> [GOAL OF THE EXERCISE]: Set down each entry exactly as given; pictures should not appear in the copy.

> [RECORD LIST]:

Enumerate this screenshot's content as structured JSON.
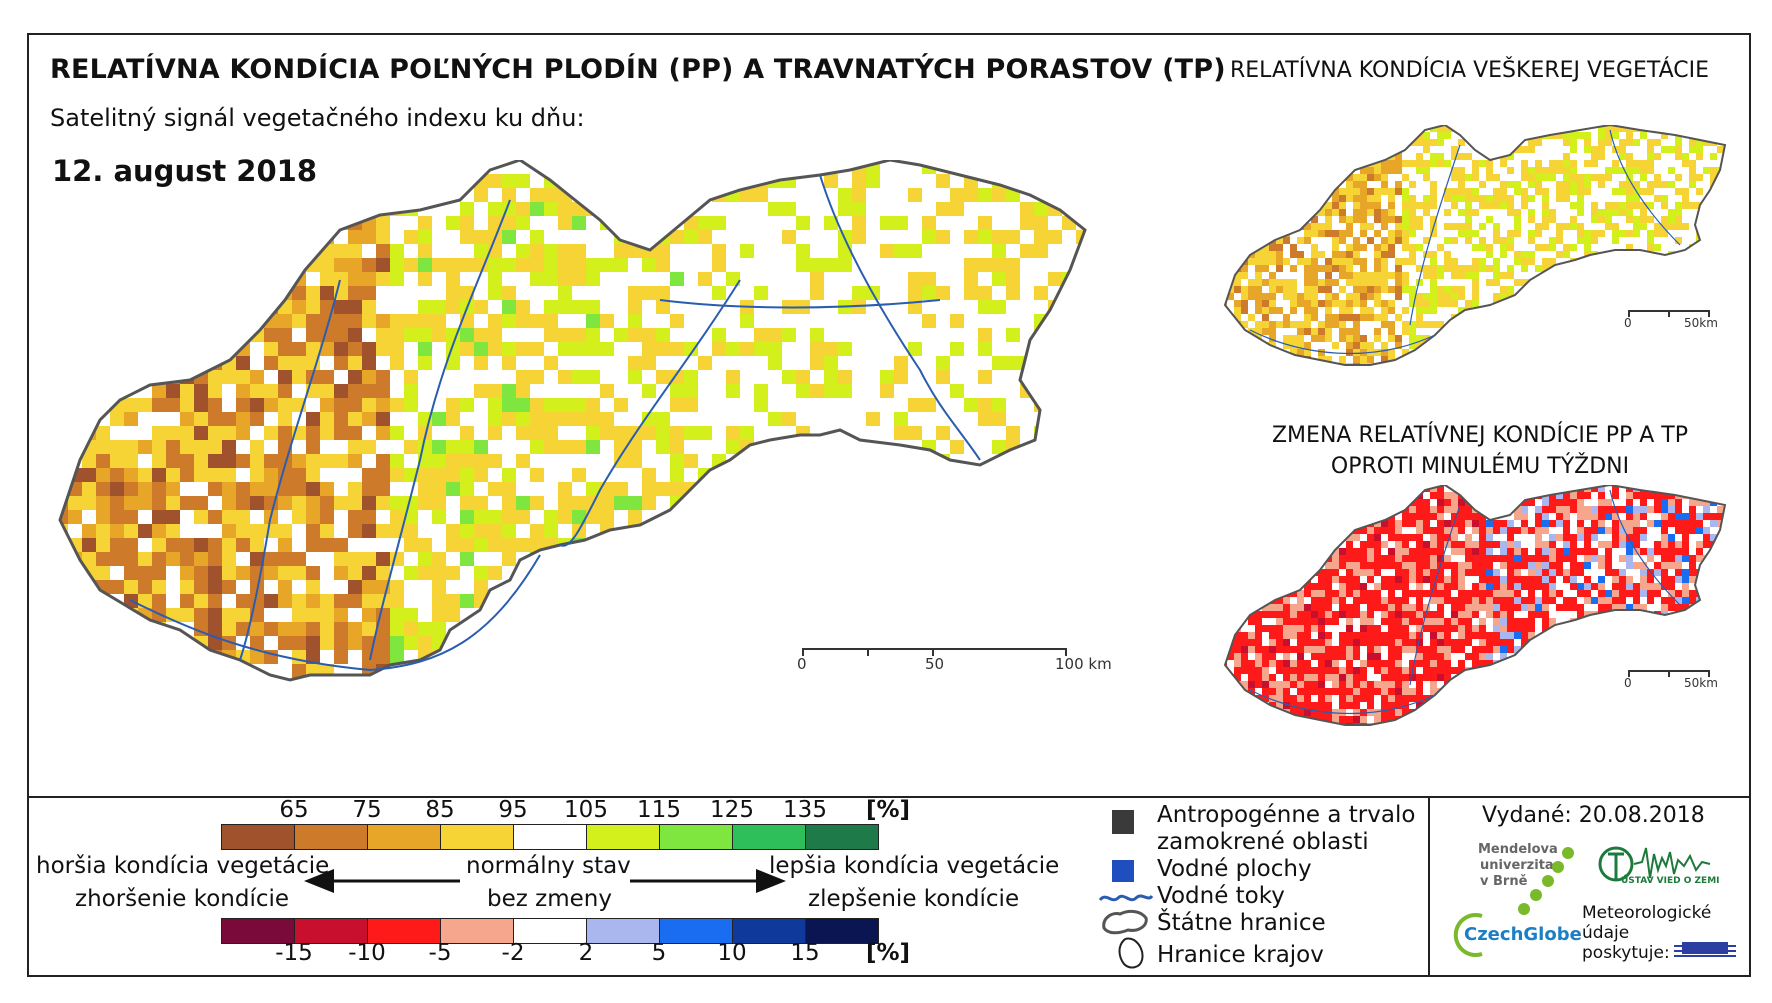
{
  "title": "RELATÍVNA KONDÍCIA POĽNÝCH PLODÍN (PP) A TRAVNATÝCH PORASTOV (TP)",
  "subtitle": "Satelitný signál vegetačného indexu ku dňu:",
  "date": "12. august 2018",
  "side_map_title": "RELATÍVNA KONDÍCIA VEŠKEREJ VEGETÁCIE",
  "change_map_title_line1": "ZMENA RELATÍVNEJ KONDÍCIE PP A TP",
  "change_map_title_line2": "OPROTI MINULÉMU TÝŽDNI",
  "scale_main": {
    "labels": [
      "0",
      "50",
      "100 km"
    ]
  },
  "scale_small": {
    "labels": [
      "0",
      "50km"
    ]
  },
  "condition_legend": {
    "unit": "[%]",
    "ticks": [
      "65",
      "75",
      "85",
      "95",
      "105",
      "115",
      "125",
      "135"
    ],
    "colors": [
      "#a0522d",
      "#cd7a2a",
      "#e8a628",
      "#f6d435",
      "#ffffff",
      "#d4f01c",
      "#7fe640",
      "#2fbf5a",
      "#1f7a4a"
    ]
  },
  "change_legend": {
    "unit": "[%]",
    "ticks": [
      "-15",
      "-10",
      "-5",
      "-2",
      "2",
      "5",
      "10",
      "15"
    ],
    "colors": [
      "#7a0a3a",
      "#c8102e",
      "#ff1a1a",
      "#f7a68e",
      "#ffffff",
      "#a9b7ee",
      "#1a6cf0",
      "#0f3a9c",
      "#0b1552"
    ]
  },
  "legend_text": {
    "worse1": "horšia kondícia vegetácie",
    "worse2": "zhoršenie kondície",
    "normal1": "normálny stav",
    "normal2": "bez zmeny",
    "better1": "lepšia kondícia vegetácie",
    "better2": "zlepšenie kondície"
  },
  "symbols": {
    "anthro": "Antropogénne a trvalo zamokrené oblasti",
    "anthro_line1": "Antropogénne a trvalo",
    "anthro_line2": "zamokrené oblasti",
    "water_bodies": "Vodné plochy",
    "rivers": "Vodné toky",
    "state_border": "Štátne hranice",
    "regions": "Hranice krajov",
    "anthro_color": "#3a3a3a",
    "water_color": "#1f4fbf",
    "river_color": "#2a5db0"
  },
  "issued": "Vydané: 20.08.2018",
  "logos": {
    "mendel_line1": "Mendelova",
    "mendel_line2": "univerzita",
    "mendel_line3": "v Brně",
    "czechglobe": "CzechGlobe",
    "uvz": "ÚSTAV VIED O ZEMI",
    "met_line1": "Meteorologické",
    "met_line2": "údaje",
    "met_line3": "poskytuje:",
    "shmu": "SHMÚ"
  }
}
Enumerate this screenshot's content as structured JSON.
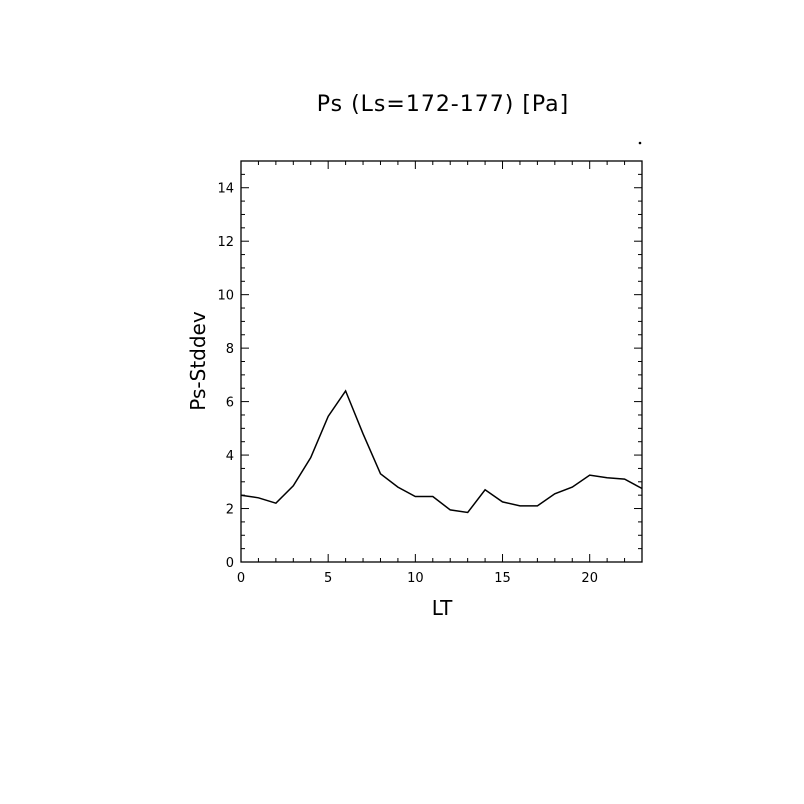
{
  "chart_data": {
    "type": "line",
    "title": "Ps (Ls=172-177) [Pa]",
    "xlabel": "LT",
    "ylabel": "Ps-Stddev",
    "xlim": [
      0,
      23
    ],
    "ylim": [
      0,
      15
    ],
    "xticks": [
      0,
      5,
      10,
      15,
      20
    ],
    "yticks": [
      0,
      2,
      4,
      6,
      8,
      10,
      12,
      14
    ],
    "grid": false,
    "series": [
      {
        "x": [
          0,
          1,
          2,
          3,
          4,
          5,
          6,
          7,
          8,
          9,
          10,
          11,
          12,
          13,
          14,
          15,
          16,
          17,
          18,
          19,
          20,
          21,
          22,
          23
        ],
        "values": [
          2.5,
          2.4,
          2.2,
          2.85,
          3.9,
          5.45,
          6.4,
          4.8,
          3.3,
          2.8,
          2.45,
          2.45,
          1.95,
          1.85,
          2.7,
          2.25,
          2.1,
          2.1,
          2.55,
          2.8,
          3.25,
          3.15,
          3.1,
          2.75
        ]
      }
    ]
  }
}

> [TASK SOLUTION]:
Enumerate this screenshot's content as structured JSON.
{
  "title": "RELATÍVNA KONDÍCIA POĽNÝCH PLODÍN (PP) A TRAVNATÝCH PORASTOV (TP)",
  "subtitle": "Satelitný signál vegetačného indexu ku dňu:",
  "date": "12. august 2018",
  "side_map_title": "RELATÍVNA KONDÍCIA VEŠKEREJ VEGETÁCIE",
  "change_map_title_line1": "ZMENA RELATÍVNEJ KONDÍCIE PP A TP",
  "change_map_title_line2": "OPROTI MINULÉMU TÝŽDNI",
  "scale_main": {
    "labels": [
      "0",
      "50",
      "100 km"
    ]
  },
  "scale_small": {
    "labels": [
      "0",
      "50km"
    ]
  },
  "condition_legend": {
    "unit": "[%]",
    "ticks": [
      "65",
      "75",
      "85",
      "95",
      "105",
      "115",
      "125",
      "135"
    ],
    "colors": [
      "#a0522d",
      "#cd7a2a",
      "#e8a628",
      "#f6d435",
      "#ffffff",
      "#d4f01c",
      "#7fe640",
      "#2fbf5a",
      "#1f7a4a"
    ]
  },
  "change_legend": {
    "unit": "[%]",
    "ticks": [
      "-15",
      "-10",
      "-5",
      "-2",
      "2",
      "5",
      "10",
      "15"
    ],
    "colors": [
      "#7a0a3a",
      "#c8102e",
      "#ff1a1a",
      "#f7a68e",
      "#ffffff",
      "#a9b7ee",
      "#1a6cf0",
      "#0f3a9c",
      "#0b1552"
    ]
  },
  "legend_text": {
    "worse1": "horšia kondícia vegetácie",
    "worse2": "zhoršenie kondície",
    "normal1": "normálny stav",
    "normal2": "bez zmeny",
    "better1": "lepšia kondícia vegetácie",
    "better2": "zlepšenie kondície"
  },
  "symbols": {
    "anthro": "Antropogénne a trvalo zamokrené oblasti",
    "anthro_line1": "Antropogénne a trvalo",
    "anthro_line2": "zamokrené oblasti",
    "water_bodies": "Vodné plochy",
    "rivers": "Vodné toky",
    "state_border": "Štátne hranice",
    "regions": "Hranice krajov",
    "anthro_color": "#3a3a3a",
    "water_color": "#1f4fbf",
    "river_color": "#2a5db0"
  },
  "issued": "Vydané: 20.08.2018",
  "logos": {
    "mendel_line1": "Mendelova",
    "mendel_line2": "univerzita",
    "mendel_line3": "v Brně",
    "czechglobe": "CzechGlobe",
    "uvz": "ÚSTAV VIED O ZEMI",
    "met_line1": "Meteorologické",
    "met_line2": "údaje",
    "met_line3": "poskytuje:",
    "shmu": "SHMÚ"
  }
}
Enumerate this screenshot's content as structured JSON.
{
  "chart_data": {
    "type": "line",
    "title": "Ps (Ls=172-177) [Pa]",
    "xlabel": "LT",
    "ylabel": "Ps-Stddev",
    "xlim": [
      0,
      23
    ],
    "ylim": [
      0,
      15
    ],
    "xticks": [
      0,
      5,
      10,
      15,
      20
    ],
    "yticks": [
      0,
      2,
      4,
      6,
      8,
      10,
      12,
      14
    ],
    "grid": false,
    "series": [
      {
        "x": [
          0,
          1,
          2,
          3,
          4,
          5,
          6,
          7,
          8,
          9,
          10,
          11,
          12,
          13,
          14,
          15,
          16,
          17,
          18,
          19,
          20,
          21,
          22,
          23
        ],
        "values": [
          2.5,
          2.4,
          2.2,
          2.85,
          3.9,
          5.45,
          6.4,
          4.8,
          3.3,
          2.8,
          2.45,
          2.45,
          1.95,
          1.85,
          2.7,
          2.25,
          2.1,
          2.1,
          2.55,
          2.8,
          3.25,
          3.15,
          3.1,
          2.75
        ]
      }
    ]
  }
}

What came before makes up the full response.